SUPPLIED MATERIAL:
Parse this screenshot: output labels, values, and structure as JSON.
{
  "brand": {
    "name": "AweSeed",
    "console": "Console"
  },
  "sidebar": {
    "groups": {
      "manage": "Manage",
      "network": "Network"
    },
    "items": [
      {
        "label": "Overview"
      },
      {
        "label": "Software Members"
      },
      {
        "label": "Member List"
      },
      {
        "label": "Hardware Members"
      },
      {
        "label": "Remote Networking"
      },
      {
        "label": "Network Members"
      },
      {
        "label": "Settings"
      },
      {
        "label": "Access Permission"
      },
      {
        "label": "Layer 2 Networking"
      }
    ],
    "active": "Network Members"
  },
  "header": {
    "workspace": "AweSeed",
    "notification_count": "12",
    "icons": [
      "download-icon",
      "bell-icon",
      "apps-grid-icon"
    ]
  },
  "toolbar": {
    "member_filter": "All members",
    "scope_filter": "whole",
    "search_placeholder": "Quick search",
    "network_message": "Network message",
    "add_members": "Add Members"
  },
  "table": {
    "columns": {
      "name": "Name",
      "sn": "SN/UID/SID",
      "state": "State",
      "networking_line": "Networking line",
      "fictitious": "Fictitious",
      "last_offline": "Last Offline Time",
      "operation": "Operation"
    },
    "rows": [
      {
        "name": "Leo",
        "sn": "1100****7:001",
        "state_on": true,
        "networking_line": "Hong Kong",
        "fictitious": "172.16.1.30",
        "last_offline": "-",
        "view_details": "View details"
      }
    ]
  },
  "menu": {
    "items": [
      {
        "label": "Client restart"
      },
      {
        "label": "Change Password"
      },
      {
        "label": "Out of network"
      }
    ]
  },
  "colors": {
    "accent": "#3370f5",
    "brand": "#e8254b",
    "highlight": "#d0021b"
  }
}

WHAT IS BEING ASKED:
Every line that holds the word "fictitious" should be extracted.

FINAL RESULT:
      "fictitious": "Fictitious",
        "fictitious": "172.16.1.30",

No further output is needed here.